(Data records)

------------------------------------

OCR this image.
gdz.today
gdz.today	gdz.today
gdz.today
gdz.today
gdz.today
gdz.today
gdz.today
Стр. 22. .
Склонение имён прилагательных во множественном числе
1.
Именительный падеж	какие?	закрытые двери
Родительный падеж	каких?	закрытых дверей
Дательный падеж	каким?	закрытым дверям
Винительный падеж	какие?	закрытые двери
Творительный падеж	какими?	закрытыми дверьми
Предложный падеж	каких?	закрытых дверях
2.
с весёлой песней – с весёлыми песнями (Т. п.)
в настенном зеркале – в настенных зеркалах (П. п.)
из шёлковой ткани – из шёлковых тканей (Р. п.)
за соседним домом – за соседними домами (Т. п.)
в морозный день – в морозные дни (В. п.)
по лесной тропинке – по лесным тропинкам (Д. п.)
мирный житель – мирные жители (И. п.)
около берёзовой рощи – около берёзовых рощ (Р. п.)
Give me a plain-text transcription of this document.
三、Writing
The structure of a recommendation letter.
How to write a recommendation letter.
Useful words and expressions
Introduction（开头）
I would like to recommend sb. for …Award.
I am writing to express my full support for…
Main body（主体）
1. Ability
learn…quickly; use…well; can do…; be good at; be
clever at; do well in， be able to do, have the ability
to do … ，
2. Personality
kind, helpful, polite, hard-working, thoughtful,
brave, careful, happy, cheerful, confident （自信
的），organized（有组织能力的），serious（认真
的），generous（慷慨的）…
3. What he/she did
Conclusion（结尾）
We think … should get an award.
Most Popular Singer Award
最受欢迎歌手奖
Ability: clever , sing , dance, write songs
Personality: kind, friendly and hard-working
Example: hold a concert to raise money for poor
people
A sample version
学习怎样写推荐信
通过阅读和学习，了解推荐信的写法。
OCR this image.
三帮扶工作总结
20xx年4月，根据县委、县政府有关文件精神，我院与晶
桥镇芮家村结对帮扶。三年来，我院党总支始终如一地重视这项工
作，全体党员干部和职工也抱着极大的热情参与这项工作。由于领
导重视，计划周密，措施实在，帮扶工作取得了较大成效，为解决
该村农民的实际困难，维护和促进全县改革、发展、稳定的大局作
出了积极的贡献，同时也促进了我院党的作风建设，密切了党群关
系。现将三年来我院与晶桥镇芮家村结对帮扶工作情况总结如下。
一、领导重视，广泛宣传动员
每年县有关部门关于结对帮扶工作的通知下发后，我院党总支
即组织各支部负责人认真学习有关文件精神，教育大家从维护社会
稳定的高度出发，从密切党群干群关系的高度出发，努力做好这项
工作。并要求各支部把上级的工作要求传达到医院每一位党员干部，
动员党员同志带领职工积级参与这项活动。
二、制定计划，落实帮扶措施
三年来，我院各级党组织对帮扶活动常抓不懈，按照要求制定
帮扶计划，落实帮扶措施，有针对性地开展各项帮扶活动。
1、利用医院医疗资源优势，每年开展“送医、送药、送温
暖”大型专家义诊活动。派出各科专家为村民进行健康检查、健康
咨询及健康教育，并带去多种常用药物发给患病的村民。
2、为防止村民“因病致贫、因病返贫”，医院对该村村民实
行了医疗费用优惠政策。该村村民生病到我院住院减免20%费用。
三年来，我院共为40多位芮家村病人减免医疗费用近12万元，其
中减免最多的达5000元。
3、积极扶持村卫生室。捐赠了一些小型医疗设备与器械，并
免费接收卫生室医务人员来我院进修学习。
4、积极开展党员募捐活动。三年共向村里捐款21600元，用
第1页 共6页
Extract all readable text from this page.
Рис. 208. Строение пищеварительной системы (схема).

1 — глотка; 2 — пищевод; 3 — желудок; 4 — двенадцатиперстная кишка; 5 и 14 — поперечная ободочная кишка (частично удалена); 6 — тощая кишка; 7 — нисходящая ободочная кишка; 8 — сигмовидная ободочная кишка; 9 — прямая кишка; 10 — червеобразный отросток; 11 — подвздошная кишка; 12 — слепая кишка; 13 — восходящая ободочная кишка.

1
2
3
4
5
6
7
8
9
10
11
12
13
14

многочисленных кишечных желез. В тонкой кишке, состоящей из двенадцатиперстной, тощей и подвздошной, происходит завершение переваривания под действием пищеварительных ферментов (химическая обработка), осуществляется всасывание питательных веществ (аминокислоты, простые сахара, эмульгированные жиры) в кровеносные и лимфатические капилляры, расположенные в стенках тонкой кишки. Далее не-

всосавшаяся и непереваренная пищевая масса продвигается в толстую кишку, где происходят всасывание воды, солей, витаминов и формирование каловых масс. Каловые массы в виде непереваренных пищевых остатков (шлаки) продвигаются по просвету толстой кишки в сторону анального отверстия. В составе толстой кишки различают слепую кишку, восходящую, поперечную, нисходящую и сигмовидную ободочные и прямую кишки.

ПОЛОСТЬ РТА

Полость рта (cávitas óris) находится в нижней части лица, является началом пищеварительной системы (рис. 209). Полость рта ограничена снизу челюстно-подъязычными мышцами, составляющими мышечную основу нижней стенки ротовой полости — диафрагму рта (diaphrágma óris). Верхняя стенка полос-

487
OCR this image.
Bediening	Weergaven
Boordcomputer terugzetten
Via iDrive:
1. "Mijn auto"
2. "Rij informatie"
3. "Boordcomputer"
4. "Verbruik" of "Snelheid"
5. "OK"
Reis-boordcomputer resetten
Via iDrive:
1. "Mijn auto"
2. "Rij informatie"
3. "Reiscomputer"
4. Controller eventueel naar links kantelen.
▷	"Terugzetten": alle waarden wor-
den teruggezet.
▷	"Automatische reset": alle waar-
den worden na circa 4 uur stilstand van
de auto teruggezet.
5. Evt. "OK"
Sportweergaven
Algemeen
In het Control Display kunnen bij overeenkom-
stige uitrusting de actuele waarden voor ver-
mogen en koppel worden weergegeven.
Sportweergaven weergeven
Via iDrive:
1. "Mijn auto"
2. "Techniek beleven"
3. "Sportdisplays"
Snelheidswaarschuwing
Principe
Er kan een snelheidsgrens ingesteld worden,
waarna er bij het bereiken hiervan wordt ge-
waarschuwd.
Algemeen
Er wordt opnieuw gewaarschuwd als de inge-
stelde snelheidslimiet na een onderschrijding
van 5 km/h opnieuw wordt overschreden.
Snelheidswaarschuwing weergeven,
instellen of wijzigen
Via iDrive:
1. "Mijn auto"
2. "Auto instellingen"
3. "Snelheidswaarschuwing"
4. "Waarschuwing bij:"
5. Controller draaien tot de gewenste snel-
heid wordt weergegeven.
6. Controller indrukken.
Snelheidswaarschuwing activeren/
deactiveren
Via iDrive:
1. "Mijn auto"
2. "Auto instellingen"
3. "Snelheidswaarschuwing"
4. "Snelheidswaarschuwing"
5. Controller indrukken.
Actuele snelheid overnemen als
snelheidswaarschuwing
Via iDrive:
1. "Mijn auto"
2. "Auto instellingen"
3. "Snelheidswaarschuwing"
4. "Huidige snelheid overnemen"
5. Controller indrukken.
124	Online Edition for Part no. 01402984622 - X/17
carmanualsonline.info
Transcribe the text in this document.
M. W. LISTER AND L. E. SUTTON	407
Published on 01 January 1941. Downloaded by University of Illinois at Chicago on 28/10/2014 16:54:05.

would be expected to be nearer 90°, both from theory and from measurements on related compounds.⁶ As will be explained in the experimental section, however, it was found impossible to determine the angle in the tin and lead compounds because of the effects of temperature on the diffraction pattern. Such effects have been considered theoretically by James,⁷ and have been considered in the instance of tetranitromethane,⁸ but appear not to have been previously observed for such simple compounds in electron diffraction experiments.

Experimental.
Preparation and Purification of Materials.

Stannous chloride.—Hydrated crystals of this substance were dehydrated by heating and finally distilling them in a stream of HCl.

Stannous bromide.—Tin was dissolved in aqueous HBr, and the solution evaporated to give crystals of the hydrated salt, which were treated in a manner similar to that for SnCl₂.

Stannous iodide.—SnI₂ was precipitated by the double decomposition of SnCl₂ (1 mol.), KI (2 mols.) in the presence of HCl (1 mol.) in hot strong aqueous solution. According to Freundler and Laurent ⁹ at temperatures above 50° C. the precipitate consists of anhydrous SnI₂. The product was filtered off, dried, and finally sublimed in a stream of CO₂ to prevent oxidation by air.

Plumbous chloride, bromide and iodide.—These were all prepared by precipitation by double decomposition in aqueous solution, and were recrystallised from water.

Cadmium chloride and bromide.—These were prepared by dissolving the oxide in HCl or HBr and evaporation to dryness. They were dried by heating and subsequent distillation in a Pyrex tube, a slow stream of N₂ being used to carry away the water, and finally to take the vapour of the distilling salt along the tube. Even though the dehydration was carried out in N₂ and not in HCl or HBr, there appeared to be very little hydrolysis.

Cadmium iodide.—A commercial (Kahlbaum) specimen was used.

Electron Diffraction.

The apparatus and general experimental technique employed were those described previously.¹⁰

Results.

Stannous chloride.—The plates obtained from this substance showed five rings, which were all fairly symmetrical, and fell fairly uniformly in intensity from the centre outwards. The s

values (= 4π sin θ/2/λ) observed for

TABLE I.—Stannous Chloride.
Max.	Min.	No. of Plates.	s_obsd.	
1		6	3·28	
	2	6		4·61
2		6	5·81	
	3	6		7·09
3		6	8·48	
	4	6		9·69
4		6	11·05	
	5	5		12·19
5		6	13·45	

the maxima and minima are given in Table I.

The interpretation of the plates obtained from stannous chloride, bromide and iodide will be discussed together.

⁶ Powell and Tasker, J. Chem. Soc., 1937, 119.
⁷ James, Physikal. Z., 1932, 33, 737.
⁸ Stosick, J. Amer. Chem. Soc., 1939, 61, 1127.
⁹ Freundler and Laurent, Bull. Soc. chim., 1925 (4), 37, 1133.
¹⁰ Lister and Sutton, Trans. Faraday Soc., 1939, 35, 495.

------------------------------------

* [GIVEN PROBLEM]:
Show every line in the records above that contains the word "double".

* [EXPECTED ANSWER]:
Stannous iodide.—SnI₂ was precipitated by the double decomposition of SnCl₂ (1 mol.), KI (2 mols.) in the presence of HCl (1 mol.) in hot strong aqueous solution. According to Freundler and Laurent ⁹ at temperatures above 50° C. the precipitate consists of anhydrous SnI₂. The product was filtered off, dried, and finally sublimed in a stream of CO₂ to prevent oxidation by air.
Plumbous chloride, bromide and iodide.—These were all prepared by precipitation by double decomposition in aqueous solution, and were recrystallised from water.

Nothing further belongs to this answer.